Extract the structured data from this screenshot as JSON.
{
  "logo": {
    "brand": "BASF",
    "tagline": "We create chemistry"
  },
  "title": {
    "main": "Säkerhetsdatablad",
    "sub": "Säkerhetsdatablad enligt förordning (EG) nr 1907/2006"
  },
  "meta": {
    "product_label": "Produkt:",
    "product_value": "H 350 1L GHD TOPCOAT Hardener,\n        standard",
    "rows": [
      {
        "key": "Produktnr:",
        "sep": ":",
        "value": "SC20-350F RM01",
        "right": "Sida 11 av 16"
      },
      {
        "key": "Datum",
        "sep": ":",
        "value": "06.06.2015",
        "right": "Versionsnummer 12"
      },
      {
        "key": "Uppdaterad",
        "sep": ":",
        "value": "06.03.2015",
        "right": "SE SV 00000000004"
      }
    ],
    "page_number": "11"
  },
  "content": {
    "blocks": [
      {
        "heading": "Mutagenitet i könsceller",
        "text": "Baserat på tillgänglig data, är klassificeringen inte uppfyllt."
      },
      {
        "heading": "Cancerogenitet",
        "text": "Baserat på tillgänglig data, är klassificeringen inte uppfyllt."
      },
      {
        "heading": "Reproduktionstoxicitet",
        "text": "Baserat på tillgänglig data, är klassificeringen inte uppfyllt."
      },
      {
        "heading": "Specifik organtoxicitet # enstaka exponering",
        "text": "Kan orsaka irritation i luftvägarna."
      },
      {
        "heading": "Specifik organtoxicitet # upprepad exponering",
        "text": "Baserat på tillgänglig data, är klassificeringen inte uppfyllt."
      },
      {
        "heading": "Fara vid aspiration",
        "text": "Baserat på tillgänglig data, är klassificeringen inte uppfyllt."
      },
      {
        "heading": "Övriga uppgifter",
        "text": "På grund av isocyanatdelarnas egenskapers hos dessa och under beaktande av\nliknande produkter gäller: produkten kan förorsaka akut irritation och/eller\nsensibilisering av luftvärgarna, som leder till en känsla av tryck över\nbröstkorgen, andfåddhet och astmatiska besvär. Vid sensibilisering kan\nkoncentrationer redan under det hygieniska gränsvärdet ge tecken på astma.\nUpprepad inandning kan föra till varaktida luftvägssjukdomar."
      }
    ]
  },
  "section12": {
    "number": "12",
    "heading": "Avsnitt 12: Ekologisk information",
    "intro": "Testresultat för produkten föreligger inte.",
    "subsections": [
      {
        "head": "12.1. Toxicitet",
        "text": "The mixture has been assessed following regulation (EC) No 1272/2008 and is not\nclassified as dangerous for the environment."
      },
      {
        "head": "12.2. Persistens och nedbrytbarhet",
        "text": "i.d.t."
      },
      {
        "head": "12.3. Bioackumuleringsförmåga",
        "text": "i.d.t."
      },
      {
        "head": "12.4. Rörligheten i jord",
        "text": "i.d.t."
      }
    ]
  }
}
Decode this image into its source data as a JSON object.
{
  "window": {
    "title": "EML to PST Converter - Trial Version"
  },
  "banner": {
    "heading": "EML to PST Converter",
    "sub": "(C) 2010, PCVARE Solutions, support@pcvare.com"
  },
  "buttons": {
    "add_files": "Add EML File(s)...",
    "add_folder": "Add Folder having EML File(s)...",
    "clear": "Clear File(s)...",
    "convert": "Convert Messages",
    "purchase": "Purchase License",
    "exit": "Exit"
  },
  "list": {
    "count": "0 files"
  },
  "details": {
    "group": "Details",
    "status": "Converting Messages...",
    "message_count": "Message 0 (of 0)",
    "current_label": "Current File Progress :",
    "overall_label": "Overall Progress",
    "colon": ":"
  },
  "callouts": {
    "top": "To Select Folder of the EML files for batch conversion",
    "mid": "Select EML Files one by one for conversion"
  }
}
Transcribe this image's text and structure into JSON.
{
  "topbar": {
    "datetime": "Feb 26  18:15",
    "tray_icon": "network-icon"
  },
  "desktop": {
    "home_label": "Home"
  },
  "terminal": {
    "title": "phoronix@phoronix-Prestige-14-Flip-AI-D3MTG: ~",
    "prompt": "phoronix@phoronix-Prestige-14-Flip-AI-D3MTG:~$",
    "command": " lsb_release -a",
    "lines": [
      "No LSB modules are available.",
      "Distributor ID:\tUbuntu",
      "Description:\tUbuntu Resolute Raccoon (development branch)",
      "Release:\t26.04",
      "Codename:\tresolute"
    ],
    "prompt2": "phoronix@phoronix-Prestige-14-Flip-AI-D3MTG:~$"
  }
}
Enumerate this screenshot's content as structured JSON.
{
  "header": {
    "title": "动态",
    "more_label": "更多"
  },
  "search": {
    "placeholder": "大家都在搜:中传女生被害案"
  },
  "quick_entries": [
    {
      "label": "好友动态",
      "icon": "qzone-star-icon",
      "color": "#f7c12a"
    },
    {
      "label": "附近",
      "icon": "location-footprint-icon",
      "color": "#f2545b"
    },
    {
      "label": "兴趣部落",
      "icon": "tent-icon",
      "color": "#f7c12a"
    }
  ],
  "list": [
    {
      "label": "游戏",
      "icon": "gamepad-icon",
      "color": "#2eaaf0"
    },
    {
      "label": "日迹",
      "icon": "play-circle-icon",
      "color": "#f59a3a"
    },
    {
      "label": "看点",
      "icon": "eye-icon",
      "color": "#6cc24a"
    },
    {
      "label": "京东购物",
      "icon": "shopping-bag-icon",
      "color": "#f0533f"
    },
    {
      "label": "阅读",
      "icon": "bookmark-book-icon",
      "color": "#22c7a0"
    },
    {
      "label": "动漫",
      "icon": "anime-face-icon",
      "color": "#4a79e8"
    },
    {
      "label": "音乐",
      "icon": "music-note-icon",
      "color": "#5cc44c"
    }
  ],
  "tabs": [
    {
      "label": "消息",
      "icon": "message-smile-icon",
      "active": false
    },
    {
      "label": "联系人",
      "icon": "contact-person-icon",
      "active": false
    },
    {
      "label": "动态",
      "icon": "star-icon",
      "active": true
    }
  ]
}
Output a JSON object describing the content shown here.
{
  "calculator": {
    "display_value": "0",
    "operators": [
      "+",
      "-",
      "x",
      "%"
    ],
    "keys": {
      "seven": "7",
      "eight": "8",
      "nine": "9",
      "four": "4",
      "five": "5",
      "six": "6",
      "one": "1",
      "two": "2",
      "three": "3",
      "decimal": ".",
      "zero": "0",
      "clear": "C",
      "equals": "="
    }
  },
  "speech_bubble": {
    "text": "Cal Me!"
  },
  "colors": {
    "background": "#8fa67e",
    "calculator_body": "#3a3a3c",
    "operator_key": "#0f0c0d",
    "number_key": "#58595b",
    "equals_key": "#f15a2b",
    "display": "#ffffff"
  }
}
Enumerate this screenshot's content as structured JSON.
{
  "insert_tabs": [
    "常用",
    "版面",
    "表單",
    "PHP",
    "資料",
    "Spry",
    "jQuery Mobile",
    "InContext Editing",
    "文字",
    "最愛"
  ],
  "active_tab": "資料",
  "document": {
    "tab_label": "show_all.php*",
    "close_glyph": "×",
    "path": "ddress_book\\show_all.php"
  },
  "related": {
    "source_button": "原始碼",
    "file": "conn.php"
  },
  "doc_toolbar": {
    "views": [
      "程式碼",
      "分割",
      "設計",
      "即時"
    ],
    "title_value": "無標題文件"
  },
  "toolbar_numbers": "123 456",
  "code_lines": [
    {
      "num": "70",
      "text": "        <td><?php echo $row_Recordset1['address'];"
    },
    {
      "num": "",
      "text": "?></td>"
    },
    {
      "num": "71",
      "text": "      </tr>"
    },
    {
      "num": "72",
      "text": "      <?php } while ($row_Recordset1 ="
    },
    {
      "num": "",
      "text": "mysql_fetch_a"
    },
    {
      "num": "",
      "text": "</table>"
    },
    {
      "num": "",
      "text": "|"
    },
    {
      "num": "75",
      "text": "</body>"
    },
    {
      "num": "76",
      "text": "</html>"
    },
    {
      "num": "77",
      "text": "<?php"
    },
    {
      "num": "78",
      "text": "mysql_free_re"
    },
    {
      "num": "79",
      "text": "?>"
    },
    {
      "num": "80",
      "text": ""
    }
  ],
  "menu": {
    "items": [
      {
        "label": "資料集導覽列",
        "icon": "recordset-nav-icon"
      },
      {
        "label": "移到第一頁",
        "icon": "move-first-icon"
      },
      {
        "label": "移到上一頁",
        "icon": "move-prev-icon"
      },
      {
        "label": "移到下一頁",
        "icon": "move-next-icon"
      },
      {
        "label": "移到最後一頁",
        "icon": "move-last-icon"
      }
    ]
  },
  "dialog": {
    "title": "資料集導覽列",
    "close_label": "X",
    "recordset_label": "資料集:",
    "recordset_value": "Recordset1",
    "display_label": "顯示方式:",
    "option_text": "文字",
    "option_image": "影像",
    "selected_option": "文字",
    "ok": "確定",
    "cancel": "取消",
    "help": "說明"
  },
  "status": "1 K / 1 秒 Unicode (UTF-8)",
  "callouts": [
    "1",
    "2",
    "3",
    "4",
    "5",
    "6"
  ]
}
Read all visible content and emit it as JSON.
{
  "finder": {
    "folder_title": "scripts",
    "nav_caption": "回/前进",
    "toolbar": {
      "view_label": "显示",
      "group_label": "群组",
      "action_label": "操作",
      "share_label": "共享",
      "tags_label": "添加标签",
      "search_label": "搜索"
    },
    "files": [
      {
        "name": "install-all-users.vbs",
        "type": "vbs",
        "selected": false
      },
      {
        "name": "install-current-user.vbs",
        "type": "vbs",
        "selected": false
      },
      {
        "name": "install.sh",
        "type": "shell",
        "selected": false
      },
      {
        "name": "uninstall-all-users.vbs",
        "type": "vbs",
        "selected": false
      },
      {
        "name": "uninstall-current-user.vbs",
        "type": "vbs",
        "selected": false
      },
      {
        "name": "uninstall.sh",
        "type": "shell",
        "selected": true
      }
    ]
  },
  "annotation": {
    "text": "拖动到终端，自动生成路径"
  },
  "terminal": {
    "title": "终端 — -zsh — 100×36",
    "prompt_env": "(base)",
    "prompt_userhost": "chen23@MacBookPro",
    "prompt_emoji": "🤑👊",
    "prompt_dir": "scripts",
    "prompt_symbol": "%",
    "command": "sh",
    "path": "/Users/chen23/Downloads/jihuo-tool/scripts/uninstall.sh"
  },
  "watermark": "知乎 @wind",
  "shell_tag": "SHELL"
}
· · · · · · ·
## REQUIREMENT
Give the number of lines where the string "object" occurs, without any further text.

## TASK RESULT
2